BEGIN DATA SUPPLIED

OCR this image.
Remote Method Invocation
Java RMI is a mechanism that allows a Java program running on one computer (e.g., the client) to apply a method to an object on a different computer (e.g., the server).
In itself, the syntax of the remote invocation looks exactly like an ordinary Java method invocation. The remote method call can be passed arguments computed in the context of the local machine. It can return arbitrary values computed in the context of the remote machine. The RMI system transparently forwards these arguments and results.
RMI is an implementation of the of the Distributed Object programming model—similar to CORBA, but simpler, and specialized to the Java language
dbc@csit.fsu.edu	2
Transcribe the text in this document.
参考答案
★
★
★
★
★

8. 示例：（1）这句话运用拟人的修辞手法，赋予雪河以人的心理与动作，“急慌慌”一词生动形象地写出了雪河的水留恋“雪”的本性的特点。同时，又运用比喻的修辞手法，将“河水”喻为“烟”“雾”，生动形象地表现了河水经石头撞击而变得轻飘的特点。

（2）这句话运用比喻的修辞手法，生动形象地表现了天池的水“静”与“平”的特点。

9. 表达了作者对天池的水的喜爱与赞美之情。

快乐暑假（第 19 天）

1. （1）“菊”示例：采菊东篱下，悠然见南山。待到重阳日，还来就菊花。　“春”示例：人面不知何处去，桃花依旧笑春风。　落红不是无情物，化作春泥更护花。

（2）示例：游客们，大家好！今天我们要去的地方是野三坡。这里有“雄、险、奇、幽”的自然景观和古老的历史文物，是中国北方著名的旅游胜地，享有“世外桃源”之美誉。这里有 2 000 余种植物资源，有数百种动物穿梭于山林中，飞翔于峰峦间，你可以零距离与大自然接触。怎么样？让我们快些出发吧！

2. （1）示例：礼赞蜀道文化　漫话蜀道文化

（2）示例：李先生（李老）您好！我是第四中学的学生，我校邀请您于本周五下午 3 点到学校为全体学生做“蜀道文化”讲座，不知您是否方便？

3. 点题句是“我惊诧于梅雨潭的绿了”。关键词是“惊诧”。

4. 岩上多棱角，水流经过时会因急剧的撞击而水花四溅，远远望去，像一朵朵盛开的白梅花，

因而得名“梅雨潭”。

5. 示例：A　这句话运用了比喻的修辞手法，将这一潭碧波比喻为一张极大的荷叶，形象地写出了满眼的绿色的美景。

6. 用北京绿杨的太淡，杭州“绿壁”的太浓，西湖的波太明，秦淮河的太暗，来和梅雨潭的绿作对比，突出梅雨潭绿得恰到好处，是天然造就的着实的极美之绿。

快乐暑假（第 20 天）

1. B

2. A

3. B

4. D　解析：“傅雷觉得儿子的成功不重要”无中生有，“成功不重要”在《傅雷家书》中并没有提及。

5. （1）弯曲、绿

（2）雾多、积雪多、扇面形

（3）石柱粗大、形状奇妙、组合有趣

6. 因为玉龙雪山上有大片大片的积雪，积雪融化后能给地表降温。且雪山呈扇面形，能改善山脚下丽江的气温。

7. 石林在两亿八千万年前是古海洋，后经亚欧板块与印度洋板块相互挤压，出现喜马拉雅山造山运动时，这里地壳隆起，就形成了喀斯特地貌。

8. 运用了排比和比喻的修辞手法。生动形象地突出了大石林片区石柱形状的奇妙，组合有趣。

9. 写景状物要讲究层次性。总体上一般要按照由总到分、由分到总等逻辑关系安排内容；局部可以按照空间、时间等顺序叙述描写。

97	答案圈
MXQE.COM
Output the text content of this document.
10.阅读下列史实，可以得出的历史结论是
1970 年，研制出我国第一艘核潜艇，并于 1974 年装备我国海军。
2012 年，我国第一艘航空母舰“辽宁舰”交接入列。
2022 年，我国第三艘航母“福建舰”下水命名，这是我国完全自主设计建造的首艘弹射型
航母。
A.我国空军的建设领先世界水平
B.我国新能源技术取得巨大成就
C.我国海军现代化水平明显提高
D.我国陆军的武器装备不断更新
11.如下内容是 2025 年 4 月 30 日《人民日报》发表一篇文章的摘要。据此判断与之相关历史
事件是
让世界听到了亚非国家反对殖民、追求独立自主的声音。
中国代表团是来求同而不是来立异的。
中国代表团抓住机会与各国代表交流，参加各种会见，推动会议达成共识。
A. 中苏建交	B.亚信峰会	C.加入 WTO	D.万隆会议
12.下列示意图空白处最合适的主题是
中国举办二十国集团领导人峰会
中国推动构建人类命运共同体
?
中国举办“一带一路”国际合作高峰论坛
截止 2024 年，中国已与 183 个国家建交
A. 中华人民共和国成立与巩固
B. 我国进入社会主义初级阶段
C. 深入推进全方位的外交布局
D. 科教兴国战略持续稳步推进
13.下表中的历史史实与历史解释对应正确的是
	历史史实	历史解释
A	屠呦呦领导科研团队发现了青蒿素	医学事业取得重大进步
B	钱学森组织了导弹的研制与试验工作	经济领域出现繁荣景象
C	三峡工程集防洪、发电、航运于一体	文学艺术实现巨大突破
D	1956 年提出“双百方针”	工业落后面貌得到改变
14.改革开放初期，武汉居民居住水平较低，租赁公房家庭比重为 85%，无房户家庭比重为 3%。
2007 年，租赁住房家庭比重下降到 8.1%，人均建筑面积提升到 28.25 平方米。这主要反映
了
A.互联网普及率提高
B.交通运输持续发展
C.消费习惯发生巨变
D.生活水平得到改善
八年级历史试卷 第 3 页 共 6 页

END DATA SUPPLIED

## [THE TASK]
Whichever lines contain the string "document", select and copy them.

## [RESULT OF THE EXERCISE]
Transcribe the text in this document.
Output the text content of this document.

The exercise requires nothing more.